SUPPLIED PASSAGE »
^^^^^^^^
Figure 3. Distinct regulatory action of FSH on Cyp19a1 and Ccnd2 expression in infantile ovaries.

(A) Relative intra-ovarian contents of both Cyp19a1 and Ccnd2 mRNAs and proteins (aromatase and cyclin D2, respectively) in 7–21 dpn mice. The relative abundance of mRNAs was determined by RT-qPCR and normalized to the mRNA levels of Hprt (5–7 ovaries/group). Aromatase and CCND2 protein abundance was analyzed by Western blots, with GAPDH as a loading control. Representative immunoblots are shown. Stars show non-specific bands. (B) Merged images of in situ hybridization assays showing Cyp19a1 mRNAs (purple color digitally converted into green color), and immunolabeled fibronectin (FN, red) and immunofluorescence study of CCND2 in the ovaries of females treated with saline (−), Ganirelix (+) or Ganirelix plus eCG (eCG). Dashed lines represent the outlines of growing follicles located in the core of the ovary. (C) Relative intra-ovarian contents of both Cyp19a1 and Ccnd2 mRNAs and proteins (aromatase and cyclin D2, respectively) in females treated with saline (−), Ganirelix (+) or Ganirelix plus eCG (eCG). Data are the mean ± SEM. The relative abundance of mRNAs was determined by RT-qPCR after normalization to the levels of Hprt mRNAs (5–8 ovaries/group). Aromatase and CCND2 protein abundance was analyzed by Western blots with GAPDH as a loading control. Representative immunoblots are shown. (D) Ovarian immuno-detection of phosphorylated histone H3 (p-HH3) and of BrdU, and quantification of the mean number of p-HH3 positive granulosa cells per cross-sectioned preantral/early antral follicles of females treated with saline (−), Ganirelix (+) or Ganirelix plus eCG (eCG). Dashed lines represent outlines of follicles. Arrowheads show positive granulosa cells. (E) Schematic representation of the experimental set-up for ovarian cultures. (F) Relative intra-ovarian content of both Cyp19a1 and Ccnd2 mRNAs in cultured postnatal ovaries (3–13 ovaries/group) in response to different concentrations of purified FSH. Data were obtained by RT-qPCR and normalized to the mRNA levels of Hprt. In graphs of (A,C,D and F) data are the mean ± SEM. Data were analyzed by one-way ANOVA, with distinct letters indicating significant differences between ages or groups (P < 0.05). Scale bars: 100 μm.
^^^^^^^^
DATASET EXTRACT »

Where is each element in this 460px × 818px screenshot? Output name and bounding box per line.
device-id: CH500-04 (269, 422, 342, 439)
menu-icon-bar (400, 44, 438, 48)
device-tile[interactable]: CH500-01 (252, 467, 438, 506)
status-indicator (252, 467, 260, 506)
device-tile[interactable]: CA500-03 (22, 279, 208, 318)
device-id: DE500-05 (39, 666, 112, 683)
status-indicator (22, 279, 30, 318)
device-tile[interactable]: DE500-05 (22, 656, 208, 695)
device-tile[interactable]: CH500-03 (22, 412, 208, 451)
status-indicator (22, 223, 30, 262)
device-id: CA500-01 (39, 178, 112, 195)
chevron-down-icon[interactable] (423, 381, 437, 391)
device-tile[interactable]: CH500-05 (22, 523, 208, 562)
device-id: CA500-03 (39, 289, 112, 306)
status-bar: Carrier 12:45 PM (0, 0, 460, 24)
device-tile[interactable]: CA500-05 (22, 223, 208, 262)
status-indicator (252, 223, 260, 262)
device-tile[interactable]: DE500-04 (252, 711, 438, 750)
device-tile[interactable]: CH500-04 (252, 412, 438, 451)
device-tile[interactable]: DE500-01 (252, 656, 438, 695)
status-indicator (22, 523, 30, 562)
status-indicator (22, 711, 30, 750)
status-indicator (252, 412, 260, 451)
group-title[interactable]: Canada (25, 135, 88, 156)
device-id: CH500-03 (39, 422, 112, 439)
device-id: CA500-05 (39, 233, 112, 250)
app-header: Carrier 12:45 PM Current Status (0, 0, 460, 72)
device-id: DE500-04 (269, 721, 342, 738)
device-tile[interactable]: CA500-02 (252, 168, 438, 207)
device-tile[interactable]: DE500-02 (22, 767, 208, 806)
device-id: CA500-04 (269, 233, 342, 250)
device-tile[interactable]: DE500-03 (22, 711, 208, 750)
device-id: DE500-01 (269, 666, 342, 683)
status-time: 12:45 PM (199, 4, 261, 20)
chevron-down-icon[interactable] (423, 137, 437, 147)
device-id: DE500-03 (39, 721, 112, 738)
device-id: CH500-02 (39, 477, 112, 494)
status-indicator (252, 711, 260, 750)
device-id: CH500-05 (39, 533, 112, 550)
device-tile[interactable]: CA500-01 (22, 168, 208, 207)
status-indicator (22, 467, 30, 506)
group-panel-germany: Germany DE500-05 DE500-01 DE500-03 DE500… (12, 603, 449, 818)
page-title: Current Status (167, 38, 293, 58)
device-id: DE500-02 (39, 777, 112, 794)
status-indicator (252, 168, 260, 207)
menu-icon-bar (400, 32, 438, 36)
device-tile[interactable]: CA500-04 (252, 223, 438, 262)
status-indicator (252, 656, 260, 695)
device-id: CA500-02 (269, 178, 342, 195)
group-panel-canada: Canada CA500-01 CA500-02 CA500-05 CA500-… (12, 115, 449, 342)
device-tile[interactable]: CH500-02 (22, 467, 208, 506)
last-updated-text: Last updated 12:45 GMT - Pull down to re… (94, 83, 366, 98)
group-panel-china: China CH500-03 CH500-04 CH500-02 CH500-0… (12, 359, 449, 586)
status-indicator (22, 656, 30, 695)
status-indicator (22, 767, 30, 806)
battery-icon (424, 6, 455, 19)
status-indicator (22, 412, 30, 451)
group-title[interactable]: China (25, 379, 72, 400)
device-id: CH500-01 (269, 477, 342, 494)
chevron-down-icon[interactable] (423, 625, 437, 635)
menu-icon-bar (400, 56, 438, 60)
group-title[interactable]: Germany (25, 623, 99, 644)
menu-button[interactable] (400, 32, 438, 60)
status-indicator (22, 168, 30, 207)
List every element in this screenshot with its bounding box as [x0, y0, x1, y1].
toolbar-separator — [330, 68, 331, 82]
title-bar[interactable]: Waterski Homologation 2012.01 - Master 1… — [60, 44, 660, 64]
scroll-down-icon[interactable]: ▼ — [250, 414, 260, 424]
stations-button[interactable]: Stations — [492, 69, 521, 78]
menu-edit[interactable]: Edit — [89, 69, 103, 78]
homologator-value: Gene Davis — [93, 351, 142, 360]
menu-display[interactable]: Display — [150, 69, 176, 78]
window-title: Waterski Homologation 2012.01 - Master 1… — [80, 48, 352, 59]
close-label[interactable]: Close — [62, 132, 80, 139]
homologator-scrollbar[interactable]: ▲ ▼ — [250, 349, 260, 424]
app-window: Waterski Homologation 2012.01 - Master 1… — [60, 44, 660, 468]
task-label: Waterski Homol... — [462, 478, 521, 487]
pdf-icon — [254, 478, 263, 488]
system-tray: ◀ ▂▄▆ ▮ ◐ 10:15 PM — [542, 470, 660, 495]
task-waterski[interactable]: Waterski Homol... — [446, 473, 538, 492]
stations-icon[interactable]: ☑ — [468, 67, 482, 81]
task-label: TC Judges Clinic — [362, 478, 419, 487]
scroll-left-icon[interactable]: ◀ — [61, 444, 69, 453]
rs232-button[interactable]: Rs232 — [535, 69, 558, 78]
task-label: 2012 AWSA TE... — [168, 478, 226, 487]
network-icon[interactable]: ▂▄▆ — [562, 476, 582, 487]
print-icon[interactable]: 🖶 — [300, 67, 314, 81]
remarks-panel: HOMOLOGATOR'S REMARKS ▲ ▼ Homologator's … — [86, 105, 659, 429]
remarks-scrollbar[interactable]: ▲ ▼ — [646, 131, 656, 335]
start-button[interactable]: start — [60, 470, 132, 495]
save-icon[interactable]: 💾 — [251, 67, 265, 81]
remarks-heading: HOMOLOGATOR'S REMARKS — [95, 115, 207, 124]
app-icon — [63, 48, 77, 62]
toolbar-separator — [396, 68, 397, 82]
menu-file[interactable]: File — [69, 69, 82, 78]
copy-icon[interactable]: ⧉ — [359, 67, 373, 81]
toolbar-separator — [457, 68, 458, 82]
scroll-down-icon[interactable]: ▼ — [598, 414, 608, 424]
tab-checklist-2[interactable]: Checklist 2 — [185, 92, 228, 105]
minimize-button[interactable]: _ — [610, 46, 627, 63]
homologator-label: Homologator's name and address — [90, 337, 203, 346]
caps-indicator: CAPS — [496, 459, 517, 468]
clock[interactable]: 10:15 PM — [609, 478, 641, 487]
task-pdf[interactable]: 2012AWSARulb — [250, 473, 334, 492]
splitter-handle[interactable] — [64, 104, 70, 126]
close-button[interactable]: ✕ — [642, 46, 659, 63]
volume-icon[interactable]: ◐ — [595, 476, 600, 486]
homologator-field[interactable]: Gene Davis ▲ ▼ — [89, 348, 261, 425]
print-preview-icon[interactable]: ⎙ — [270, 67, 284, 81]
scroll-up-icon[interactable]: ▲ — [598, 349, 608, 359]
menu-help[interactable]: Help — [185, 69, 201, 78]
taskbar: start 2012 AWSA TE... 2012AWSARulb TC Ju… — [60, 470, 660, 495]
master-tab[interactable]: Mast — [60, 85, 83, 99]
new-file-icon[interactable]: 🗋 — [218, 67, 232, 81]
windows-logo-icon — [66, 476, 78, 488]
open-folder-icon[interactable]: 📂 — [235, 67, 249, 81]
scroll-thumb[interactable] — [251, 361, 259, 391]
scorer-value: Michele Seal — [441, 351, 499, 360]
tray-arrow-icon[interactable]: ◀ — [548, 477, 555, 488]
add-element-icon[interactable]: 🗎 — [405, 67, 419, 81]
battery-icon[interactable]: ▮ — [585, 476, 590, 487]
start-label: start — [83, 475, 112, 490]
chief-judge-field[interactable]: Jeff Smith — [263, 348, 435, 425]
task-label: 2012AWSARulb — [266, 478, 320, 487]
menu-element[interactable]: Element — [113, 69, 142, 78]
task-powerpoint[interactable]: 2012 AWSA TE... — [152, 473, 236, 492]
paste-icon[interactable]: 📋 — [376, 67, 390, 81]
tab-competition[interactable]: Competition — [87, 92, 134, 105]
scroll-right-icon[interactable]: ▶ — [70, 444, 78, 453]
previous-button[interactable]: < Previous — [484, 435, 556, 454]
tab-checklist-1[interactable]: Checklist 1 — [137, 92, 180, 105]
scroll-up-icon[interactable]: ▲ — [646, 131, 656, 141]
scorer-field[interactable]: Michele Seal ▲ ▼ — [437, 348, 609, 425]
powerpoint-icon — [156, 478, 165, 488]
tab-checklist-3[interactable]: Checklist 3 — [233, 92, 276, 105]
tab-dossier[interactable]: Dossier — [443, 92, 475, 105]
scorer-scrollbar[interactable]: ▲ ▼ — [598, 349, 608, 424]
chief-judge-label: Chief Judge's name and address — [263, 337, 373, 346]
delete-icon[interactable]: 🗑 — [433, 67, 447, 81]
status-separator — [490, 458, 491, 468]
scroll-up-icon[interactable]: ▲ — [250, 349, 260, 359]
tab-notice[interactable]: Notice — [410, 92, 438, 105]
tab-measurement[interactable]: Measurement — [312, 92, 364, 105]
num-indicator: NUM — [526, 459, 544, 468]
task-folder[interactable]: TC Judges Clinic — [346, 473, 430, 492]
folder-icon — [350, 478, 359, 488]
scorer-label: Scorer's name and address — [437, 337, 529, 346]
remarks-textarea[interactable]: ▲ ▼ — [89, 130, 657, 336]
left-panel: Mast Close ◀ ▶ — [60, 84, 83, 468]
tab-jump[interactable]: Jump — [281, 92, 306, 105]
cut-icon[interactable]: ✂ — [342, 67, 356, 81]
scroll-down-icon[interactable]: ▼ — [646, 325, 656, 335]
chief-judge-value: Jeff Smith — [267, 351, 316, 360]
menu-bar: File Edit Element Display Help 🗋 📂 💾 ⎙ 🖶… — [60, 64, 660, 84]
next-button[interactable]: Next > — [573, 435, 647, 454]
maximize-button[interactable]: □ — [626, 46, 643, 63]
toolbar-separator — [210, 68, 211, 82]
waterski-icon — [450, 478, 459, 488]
^^^^^^^^
CHECK YOUR UNDERSTANDING »
(1) Translate this sentence from the figure legend on FSH and Cyp19a1 and Ccnd2 expression into Spanish: "Dashed lines represent the outlines of growing follicles located in the core of the ovary."
(2) Pick up the figure legend on FSH and Cyp19a1 and Ccnd2 expression after its final sentence and continue writing it.

RESULTS FOR THE EXERCISE »
(1) Las líneas discontinuas representan los contornos de los folículos en crecimiento situados en el centro del ovario.

(2)
Figure 4. The elevated FSH levels of the infantile period stimulate the expression of LHCGR but probably not the activation of LHCGR signaling in granulosa cells.

(A) Merged images of in situ hybridization assay detecting Lhcgr mRNAs (purple color digitally converted into green color) with immunolabelled fibronectin (FN, red) in preantral/early antral follicles of females treated with saline (−), Ganirelix (+) or Ganirelix plus eCG (eCG). (B) Relative intra-ovarian contents of Lhcgr mRNAs in the ovaries of females treated with saline (−), Ganirelix (+) or Ganirelix plus eCG (eCG) (8–9 ovaries/group). (C) Relative intra-ovarian contents of Lhcgr mRNAs in cultured postnatal ovaries (3–10 ovaries/group) in response to different concentrations of purified FSH. (D) Relative intra-ovarian contents of Cyp19a1 mRNAs in the ovaries of females treated with Ganirelix (+), Ganirelix plus hCG (hCG), Ganirelix plus eCG (eCG), or Ganirelix plus hCG and eCG (hCG/eCG) (7–9 ovaries/group). (E) Circulating E2 levels in 5–6 pooled serum in females treated with Ganirelix (+), Ganirelix plus hCG (hCG), Ganirelix plus eCG (eCG), or Ganirelix plus hCG and eCG (hCG/eCG), as determined by GC-MS. Data in B, D and E were analyzed by one-way ANOVA, with distinct letters indicating significant differences between groups. Data in C were analyzed by Student t-test with **P < 0.01 in treated samples versus control group. Scale bars: 100 μm.

Figure 5. Proposed model of the effect of sustained postnatal FSH elevation on the infantile ovary.

FSH increases the expression of Cyp19a1 to activate E2 biosynthesis. However, at those high concentrations, FSH is unable to induce Ccnd2 expression in granulosa cells, and thereby it loses its stimulatory action on follicular growth. In addition, FSH stimulates Lhcgr expression in granulosa cells but LH signaling pathway remains inactive in contrast with that in preovulatory follicles from cyclic females. Thus, during postnatal life, the dramatic elevation in FSH ensures the supply in E2 for reproductive function programming without inducing excessive follicular growth and premature follicular maturation.